• **DIRECTIONS**
Please print all of the material below, word for word.

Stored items
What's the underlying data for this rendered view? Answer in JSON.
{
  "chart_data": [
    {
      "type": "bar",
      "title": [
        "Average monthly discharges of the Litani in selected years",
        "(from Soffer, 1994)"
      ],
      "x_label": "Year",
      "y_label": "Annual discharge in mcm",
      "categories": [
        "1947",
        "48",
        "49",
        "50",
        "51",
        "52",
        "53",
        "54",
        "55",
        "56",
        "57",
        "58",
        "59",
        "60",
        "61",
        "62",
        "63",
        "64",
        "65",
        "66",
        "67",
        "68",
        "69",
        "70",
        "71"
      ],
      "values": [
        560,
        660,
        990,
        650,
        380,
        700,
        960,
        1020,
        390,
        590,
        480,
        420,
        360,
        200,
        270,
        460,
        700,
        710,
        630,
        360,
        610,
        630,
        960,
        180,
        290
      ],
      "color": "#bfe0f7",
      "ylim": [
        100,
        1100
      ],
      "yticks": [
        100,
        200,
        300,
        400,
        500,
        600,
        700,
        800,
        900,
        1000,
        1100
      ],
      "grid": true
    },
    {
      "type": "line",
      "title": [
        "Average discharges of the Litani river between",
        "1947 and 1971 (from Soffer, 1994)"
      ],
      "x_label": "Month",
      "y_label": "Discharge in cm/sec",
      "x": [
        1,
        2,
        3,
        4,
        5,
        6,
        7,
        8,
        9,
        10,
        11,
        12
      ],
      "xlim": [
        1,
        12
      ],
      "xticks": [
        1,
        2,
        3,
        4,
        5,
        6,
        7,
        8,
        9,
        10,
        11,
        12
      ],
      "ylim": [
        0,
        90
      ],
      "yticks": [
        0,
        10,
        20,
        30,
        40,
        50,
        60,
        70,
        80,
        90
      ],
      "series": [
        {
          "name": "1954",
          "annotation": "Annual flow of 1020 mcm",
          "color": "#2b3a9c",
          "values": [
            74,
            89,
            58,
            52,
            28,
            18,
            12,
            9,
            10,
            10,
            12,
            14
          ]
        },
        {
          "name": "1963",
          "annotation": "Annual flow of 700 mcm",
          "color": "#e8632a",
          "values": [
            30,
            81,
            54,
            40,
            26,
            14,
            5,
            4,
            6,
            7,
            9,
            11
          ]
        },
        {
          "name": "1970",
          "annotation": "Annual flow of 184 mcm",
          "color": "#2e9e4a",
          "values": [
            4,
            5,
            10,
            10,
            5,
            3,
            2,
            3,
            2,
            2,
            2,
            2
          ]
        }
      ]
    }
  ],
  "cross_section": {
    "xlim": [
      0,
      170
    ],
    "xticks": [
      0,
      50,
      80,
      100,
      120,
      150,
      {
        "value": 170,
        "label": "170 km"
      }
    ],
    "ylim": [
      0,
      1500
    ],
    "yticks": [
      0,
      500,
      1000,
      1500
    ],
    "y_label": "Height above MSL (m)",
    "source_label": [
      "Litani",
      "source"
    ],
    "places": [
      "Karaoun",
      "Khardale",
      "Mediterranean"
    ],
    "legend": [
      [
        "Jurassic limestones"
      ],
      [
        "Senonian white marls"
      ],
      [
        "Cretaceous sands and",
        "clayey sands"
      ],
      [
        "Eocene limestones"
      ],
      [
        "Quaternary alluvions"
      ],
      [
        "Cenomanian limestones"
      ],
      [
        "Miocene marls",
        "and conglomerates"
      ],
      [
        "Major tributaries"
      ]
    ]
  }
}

• **ANSWER FOR THE TASK**
What's the underlying data for this rendered view? Answer in JSON.
{
  "chart_data": [
    {
      "type": "bar",
      "title": [
        "Average monthly discharges of the Litani in selected years",
        "(from Soffer, 1994)"
      ],
      "x_label": "Year",
      "y_label": "Annual discharge in mcm",
      "categories": [
        "1947",
        "48",
        "49",
        "50",
        "51",
        "52",
        "53",
        "54",
        "55",
        "56",
        "57",
        "58",
        "59",
        "60",
        "61",
        "62",
        "63",
        "64",
        "65",
        "66",
        "67",
        "68",
        "69",
        "70",
        "71"
      ],
      "values": [
        560,
        660,
        990,
        650,
        380,
        700,
        960,
        1020,
        390,
        590,
        480,
        420,
        360,
        200,
        270,
        460,
        700,
        710,
        630,
        360,
        610,
        630,
        960,
        180,
        290
      ],
      "color": "#bfe0f7",
      "ylim": [
        100,
        1100
      ],
      "yticks": [
        100,
        200,
        300,
        400,
        500,
        600,
        700,
        800,
        900,
        1000,
        1100
      ],
      "grid": true
    },
    {
      "type": "line",
      "title": [
        "Average discharges of the Litani river between",
        "1947 and 1971 (from Soffer, 1994)"
      ],
      "x_label": "Month",
      "y_label": "Discharge in cm/sec",
      "x": [
        1,
        2,
        3,
        4,
        5,
        6,
        7,
        8,
        9,
        10,
        11,
        12
      ],
      "xlim": [
        1,
        12
      ],
      "xticks": [
        1,
        2,
        3,
        4,
        5,
        6,
        7,
        8,
        9,
        10,
        11,
        12
      ],
      "ylim": [
        0,
        90
      ],
      "yticks": [
        0,
        10,
        20,
        30,
        40,
        50,
        60,
        70,
        80,
        90
      ],
      "series": [
        {
          "name": "1954",
          "annotation": "Annual flow of 1020 mcm",
          "color": "#2b3a9c",
          "values": [
            74,
            89,
            58,
            52,
            28,
            18,
            12,
            9,
            10,
            10,
            12,
            14
          ]
        },
        {
          "name": "1963",
          "annotation": "Annual flow of 700 mcm",
          "color": "#e8632a",
          "values": [
            30,
            81,
            54,
            40,
            26,
            14,
            5,
            4,
            6,
            7,
            9,
            11
          ]
        },
        {
          "name": "1970",
          "annotation": "Annual flow of 184 mcm",
          "color": "#2e9e4a",
          "values": [
            4,
            5,
            10,
            10,
            5,
            3,
            2,
            3,
            2,
            2,
            2,
            2
          ]
        }
      ]
    }
  ],
  "cross_section": {
    "xlim": [
      0,
      170
    ],
    "xticks": [
      0,
      50,
      80,
      100,
      120,
      150,
      {
        "value": 170,
        "label": "170 km"
      }
    ],
    "ylim": [
      0,
      1500
    ],
    "yticks": [
      0,
      500,
      1000,
      1500
    ],
    "y_label": "Height above MSL (m)",
    "source_label": [
      "Litani",
      "source"
    ],
    "places": [
      "Karaoun",
      "Khardale",
      "Mediterranean"
    ],
    "legend": [
      [
        "Jurassic limestones"
      ],
      [
        "Senonian white marls"
      ],
      [
        "Cretaceous sands and",
        "clayey sands"
      ],
      [
        "Eocene limestones"
      ],
      [
        "Quaternary alluvions"
      ],
      [
        "Cenomanian limestones"
      ],
      [
        "Miocene marls",
        "and conglomerates"
      ],
      [
        "Major tributaries"
      ]
    ]
  }
}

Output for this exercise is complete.